■ **Exercise brief**: What lines of the material below hold the string "Monolayer"? Copy them out.
═════ Provided records
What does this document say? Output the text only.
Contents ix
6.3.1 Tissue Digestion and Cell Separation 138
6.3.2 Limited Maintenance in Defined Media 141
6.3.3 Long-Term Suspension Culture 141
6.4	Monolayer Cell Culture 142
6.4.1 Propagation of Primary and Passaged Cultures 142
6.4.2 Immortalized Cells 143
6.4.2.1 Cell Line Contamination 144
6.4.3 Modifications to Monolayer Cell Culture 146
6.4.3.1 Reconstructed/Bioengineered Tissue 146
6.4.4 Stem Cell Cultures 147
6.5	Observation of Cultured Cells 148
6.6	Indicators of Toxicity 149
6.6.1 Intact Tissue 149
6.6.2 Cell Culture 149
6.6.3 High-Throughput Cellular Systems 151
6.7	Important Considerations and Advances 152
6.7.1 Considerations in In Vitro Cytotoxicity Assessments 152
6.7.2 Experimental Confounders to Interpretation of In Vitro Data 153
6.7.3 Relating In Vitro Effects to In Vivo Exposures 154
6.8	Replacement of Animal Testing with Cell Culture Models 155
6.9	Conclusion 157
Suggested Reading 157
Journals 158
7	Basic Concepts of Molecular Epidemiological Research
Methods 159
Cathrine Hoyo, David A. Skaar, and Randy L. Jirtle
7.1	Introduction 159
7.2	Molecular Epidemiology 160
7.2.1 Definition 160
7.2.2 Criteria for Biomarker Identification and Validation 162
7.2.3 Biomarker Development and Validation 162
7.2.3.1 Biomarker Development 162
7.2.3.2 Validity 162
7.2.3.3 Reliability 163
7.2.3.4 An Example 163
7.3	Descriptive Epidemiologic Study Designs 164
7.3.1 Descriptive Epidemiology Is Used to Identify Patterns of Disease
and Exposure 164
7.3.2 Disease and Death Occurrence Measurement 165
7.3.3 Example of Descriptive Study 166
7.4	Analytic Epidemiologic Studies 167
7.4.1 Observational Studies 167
══════════
■ **Reply**:
6.4	Monolayer Cell Culture 142
6.4.3 Modifications to Monolayer Cell Culture 146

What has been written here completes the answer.